Exercise instructions: Determine the number of lines in these entries that hold the word "title". Give the number and nothing more.

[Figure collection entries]
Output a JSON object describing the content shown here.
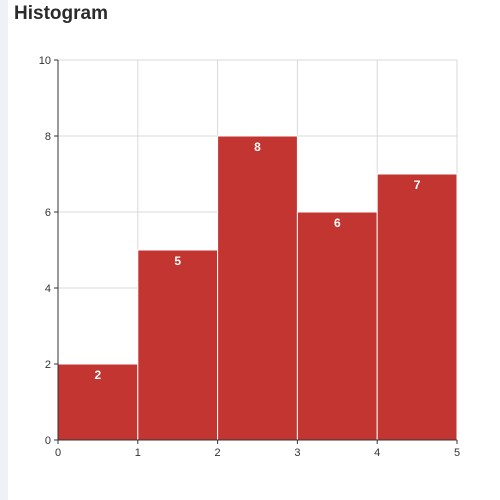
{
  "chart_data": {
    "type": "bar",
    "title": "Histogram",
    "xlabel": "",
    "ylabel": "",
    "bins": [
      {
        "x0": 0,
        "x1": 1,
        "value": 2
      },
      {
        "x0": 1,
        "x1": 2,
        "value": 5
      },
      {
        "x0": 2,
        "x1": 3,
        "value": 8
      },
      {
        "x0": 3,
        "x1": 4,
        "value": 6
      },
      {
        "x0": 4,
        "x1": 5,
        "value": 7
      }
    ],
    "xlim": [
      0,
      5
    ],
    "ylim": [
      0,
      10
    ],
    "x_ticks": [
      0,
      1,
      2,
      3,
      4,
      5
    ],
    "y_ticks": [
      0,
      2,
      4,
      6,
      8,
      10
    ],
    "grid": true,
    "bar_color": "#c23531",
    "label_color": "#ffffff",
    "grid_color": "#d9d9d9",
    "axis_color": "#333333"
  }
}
---
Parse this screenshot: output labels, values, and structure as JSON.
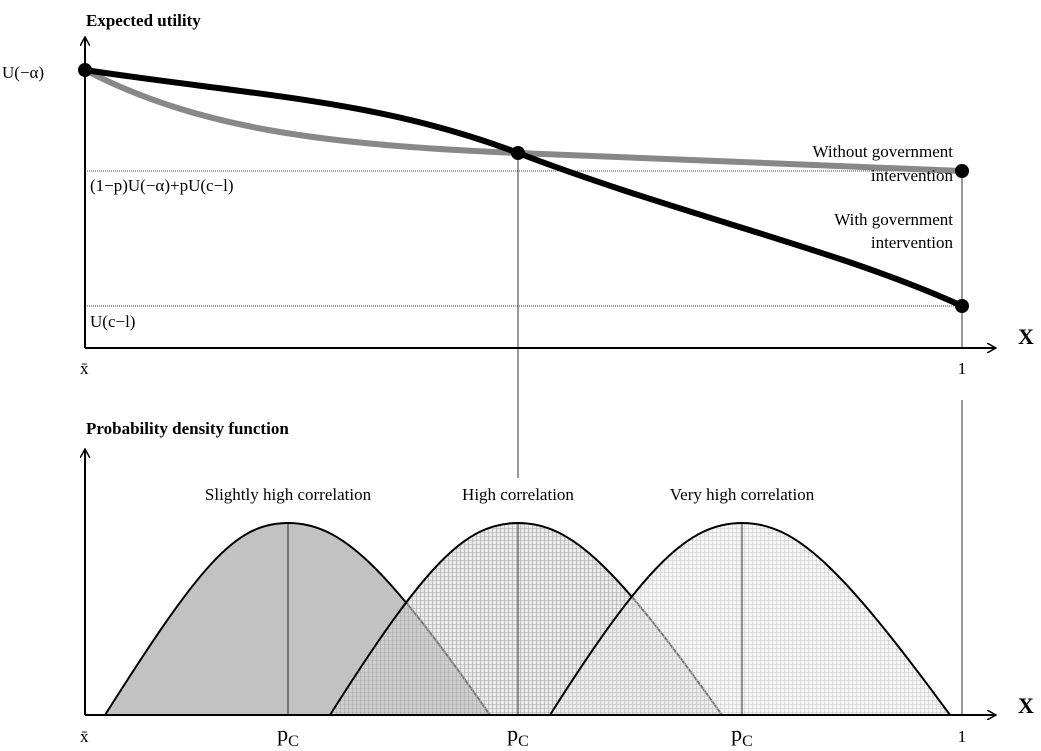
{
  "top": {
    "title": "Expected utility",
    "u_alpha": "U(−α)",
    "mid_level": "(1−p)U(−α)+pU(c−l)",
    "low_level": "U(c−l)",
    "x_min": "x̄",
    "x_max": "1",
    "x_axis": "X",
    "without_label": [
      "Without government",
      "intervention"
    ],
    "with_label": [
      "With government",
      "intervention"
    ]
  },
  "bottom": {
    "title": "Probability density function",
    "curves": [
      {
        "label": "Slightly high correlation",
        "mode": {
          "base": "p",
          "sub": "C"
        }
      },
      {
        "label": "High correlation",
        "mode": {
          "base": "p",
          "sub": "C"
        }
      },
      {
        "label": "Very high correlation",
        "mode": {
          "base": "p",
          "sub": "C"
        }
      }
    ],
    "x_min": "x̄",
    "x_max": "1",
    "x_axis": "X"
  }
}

Solved exercise: 3